#### ENTRIES PROVIDED ####

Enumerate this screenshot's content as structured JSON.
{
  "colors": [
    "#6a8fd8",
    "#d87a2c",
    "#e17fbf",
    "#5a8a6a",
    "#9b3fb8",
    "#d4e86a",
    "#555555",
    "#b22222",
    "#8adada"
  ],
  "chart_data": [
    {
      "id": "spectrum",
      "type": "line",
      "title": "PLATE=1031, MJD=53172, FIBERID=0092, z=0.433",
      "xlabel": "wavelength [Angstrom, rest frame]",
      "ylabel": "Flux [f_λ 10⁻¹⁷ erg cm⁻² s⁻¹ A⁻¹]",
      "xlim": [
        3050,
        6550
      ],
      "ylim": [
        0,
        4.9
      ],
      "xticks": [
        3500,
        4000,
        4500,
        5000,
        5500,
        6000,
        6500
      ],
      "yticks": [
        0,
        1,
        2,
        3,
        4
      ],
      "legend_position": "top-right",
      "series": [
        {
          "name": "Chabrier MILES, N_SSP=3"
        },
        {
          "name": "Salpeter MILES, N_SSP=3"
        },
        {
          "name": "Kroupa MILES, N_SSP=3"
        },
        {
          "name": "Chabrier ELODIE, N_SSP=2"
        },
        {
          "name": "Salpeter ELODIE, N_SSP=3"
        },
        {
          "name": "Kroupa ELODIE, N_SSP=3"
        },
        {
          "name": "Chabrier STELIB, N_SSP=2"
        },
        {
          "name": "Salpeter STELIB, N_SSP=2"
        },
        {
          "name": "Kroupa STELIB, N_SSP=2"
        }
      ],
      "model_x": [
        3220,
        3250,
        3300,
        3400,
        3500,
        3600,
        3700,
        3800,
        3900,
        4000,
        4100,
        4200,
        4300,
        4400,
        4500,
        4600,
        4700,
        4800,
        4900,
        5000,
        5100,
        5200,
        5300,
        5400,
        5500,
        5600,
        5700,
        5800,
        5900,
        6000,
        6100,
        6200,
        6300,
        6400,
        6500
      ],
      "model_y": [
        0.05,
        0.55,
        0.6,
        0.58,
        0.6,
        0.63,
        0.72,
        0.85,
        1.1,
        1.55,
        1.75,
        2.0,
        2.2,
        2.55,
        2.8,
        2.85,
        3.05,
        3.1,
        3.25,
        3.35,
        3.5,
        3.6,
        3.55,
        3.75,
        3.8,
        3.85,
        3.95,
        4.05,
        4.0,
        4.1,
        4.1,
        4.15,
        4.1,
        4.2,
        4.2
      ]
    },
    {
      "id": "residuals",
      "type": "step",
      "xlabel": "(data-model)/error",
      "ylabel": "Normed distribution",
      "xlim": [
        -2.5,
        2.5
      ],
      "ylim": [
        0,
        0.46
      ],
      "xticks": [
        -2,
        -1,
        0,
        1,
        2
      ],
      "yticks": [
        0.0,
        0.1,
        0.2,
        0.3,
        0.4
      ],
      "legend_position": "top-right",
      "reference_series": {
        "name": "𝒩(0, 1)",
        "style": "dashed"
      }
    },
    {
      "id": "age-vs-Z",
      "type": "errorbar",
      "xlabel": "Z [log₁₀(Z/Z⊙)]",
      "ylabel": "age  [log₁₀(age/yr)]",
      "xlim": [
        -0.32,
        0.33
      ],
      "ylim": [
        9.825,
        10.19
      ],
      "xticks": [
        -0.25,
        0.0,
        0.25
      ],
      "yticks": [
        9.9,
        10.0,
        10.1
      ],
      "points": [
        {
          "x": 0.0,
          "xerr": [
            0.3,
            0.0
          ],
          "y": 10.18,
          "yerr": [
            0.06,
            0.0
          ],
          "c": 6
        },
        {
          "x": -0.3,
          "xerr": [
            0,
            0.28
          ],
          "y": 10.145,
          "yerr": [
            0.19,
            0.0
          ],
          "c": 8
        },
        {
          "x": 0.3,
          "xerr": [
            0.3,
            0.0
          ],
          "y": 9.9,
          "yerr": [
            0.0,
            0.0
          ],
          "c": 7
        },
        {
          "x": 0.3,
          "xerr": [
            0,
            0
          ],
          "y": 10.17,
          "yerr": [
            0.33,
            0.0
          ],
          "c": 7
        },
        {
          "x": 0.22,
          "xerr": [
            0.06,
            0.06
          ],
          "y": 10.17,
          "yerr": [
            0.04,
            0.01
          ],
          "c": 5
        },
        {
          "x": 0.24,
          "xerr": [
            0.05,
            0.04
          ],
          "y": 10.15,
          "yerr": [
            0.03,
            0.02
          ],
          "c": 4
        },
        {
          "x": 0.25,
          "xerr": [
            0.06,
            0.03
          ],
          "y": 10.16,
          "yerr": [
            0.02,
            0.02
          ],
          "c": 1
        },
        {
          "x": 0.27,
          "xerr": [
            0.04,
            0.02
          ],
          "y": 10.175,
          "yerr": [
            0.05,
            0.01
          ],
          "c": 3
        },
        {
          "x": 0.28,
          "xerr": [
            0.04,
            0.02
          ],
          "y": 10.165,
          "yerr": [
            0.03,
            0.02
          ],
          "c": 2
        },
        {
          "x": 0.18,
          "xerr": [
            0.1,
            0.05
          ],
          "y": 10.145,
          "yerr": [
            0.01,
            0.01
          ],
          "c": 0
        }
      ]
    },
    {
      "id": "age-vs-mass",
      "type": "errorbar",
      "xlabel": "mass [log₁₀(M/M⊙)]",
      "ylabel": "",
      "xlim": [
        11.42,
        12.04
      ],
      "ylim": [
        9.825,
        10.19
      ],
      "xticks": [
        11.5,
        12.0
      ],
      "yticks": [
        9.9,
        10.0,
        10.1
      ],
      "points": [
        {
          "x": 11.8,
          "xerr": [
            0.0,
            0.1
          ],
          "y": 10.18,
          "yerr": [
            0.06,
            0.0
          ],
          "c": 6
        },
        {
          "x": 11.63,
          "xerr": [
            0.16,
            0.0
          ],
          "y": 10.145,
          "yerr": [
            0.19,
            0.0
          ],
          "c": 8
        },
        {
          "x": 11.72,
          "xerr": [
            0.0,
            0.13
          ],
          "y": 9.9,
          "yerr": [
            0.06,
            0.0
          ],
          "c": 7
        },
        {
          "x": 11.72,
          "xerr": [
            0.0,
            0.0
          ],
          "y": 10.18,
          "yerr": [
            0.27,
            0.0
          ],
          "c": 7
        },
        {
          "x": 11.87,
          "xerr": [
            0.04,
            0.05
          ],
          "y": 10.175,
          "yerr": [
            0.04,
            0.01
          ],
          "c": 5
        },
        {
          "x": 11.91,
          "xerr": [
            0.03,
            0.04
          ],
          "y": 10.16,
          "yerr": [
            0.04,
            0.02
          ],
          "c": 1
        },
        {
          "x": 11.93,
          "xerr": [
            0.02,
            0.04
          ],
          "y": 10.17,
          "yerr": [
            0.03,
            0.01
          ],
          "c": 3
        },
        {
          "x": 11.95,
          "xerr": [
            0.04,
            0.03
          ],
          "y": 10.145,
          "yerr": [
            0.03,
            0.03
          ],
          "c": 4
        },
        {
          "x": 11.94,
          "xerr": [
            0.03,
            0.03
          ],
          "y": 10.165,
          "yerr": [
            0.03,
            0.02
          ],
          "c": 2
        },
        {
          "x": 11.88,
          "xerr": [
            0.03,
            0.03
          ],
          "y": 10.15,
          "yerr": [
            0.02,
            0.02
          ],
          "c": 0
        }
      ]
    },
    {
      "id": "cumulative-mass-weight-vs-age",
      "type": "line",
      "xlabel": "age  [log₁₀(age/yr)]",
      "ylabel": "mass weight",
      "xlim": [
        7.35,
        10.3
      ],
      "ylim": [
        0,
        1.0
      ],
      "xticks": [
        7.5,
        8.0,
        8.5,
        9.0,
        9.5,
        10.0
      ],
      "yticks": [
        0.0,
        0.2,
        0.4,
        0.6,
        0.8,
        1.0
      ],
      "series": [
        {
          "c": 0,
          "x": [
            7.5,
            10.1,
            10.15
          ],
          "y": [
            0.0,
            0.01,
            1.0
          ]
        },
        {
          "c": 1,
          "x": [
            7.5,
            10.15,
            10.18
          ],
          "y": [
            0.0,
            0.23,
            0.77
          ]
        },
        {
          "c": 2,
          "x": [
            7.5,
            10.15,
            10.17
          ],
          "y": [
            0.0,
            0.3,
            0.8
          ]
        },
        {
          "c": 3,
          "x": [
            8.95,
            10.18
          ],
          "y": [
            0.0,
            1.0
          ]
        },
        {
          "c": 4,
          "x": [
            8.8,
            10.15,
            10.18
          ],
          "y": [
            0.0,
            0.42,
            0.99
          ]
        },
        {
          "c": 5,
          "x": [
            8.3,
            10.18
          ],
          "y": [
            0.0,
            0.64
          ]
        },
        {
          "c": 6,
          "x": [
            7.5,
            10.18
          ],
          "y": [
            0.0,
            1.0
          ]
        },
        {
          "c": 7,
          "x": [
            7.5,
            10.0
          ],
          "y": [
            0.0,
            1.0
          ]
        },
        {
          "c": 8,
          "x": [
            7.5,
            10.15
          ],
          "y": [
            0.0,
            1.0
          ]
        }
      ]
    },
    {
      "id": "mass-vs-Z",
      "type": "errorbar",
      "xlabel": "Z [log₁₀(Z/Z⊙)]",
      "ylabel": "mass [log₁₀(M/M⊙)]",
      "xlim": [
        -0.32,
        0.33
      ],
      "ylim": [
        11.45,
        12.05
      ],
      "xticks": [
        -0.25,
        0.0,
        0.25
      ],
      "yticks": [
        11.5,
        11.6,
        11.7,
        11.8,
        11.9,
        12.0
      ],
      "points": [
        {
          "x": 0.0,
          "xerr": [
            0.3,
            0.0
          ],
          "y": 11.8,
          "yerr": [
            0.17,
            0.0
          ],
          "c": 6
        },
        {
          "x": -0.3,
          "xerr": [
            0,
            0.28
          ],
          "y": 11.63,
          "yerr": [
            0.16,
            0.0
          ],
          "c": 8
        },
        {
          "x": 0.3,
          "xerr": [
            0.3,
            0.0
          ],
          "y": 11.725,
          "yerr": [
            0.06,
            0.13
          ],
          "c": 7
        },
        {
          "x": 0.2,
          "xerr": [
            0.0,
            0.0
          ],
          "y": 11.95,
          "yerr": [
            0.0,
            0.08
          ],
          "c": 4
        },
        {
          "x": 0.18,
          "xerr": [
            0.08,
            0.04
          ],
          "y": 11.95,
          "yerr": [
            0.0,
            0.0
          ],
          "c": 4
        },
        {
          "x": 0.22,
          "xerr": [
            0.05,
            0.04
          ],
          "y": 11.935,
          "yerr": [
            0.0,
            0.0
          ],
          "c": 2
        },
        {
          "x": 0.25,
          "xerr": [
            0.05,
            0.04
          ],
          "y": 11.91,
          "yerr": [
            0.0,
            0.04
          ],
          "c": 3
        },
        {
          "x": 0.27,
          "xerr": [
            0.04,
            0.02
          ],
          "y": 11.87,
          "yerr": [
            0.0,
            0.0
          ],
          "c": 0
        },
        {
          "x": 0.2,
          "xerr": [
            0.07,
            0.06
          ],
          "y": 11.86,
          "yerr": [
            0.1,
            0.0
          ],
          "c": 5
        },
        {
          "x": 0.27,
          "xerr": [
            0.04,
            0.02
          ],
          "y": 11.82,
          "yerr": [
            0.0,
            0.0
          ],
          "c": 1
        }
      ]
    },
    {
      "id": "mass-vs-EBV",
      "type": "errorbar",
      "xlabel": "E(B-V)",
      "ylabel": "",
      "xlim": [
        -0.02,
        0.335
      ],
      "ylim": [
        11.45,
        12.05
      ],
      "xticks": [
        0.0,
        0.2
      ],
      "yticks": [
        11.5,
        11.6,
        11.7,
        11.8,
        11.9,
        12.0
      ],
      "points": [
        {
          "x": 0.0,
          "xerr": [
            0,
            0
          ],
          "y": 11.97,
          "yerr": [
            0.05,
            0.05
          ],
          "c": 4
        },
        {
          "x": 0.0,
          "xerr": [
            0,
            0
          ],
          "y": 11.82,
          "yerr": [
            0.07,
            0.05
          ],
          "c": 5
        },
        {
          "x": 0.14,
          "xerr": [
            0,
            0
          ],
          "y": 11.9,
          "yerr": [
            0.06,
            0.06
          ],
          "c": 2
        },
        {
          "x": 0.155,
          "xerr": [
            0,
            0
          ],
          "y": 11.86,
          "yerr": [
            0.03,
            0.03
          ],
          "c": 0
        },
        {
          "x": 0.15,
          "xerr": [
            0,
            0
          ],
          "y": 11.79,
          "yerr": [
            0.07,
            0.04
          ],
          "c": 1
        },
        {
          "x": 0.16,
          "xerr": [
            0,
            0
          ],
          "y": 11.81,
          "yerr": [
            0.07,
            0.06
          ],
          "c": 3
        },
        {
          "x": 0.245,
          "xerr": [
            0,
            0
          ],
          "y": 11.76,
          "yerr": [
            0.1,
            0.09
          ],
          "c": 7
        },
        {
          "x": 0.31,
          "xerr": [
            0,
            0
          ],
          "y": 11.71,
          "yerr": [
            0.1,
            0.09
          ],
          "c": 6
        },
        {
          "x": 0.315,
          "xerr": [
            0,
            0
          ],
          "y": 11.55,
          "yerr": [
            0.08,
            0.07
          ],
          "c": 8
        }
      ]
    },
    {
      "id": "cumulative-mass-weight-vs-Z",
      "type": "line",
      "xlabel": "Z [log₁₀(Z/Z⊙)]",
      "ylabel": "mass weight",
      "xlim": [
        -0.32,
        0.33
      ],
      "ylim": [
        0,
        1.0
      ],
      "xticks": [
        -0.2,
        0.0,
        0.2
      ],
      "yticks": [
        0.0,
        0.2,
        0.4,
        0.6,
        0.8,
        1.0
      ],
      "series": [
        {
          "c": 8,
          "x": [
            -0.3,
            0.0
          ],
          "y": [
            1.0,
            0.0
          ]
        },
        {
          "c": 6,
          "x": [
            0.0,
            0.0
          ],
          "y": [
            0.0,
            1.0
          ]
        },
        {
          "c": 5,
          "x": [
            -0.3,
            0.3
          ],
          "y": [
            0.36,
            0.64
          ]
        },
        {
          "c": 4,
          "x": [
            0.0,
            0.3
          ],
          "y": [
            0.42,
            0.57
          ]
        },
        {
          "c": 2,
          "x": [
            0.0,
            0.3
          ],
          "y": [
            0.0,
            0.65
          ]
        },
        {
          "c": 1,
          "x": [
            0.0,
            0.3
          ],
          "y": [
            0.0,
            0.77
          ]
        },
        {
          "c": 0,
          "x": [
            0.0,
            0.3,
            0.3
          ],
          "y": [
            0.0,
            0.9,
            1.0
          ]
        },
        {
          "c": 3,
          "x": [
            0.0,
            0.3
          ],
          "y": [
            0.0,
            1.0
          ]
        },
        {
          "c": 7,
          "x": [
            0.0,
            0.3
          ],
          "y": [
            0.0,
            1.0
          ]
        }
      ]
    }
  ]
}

####

## WHAT YOU ARE ASKED TO DO
In the entries above, identify every line with the word "cumulative". Copy those lines.

## CORRECT OUTPUT
      "id": "cumulative-mass-weight-vs-age",
      "id": "cumulative-mass-weight-vs-Z",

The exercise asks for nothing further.